• _Instructions to follow_:
Write out the whole listing again, exactly.

• _Data extracted from a collection_:
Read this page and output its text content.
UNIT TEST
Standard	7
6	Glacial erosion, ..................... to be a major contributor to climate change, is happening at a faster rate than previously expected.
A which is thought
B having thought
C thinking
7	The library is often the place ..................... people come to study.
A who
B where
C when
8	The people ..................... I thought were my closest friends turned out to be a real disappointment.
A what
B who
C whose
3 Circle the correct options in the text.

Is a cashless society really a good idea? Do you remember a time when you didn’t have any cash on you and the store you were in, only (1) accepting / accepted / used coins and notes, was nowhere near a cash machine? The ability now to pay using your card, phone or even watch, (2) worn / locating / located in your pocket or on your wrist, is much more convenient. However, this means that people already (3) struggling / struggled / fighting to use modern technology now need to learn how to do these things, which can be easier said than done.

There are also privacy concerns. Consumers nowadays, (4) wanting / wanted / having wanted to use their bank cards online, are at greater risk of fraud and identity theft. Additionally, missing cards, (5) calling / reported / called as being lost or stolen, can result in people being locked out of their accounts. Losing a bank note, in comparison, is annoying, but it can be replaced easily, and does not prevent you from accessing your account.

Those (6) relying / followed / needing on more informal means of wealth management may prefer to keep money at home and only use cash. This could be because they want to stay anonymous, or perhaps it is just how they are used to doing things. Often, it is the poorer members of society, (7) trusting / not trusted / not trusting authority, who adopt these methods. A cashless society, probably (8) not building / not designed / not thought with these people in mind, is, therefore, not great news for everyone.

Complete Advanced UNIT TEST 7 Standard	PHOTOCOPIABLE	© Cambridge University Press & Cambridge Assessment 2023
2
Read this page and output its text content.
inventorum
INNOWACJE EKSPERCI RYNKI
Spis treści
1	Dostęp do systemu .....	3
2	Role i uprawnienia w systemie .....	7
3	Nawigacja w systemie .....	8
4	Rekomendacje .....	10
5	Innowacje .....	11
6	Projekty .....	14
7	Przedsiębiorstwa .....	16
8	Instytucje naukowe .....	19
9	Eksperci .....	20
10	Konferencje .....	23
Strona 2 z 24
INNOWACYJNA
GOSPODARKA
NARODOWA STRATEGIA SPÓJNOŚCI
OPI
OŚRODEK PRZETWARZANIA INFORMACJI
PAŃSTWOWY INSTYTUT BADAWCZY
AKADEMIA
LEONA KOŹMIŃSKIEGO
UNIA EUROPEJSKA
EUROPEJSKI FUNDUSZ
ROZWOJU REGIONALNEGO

• _Problem solution_:
Read this page and output its text content.
UNIT TEST
Standard	7
6	Glacial erosion, ..................... to be a major contributor to climate change, is happening at a faster rate than previously expected.
A which is thought
B having thought
C thinking
7	The library is often the place ..................... people come to study.
A who
B where
C when
8	The people ..................... I thought were my closest friends turned out to be a real disappointment.
A what
B who
C whose
3 Circle the correct options in the text.

Is a cashless society really a good idea? Do you remember a time when you didn’t have any cash on you and the store you were in, only (1) accepting / accepted / used coins and notes, was nowhere near a cash machine? The ability now to pay using your card, phone or even watch, (2) worn / locating / located in your pocket or on your wrist, is much more convenient. However, this means that people already (3) struggling / struggled / fighting to use modern technology now need to learn how to do these things, which can be easier said than done.

There are also privacy concerns. Consumers nowadays, (4) wanting / wanted / having wanted to use their bank cards online, are at greater risk of fraud and identity theft. Additionally, missing cards, (5) calling / reported / called as being lost or stolen, can result in people being locked out of their accounts. Losing a bank note, in comparison, is annoying, but it can be replaced easily, and does not prevent you from accessing your account.

Those (6) relying / followed / needing on more informal means of wealth management may prefer to keep money at home and only use cash. This could be because they want to stay anonymous, or perhaps it is just how they are used to doing things. Often, it is the poorer members of society, (7) trusting / not trusted / not trusting authority, who adopt these methods. A cashless society, probably (8) not building / not designed / not thought with these people in mind, is, therefore, not great news for everyone.

Complete Advanced UNIT TEST 7 Standard	PHOTOCOPIABLE	© Cambridge University Press & Cambridge Assessment 2023
2
Read this page and output its text content.
inventorum
INNOWACJE EKSPERCI RYNKI
Spis treści
1	Dostęp do systemu .....	3
2	Role i uprawnienia w systemie .....	7
3	Nawigacja w systemie .....	8
4	Rekomendacje .....	10
5	Innowacje .....	11
6	Projekty .....	14
7	Przedsiębiorstwa .....	16
8	Instytucje naukowe .....	19
9	Eksperci .....	20
10	Konferencje .....	23
Strona 2 z 24
INNOWACYJNA
GOSPODARKA
NARODOWA STRATEGIA SPÓJNOŚCI
OPI
OŚRODEK PRZETWARZANIA INFORMACJI
PAŃSTWOWY INSTYTUT BADAWCZY
AKADEMIA
LEONA KOŹMIŃSKIEGO
UNIA EUROPEJSKA
EUROPEJSKI FUNDUSZ
ROZWOJU REGIONALNEGO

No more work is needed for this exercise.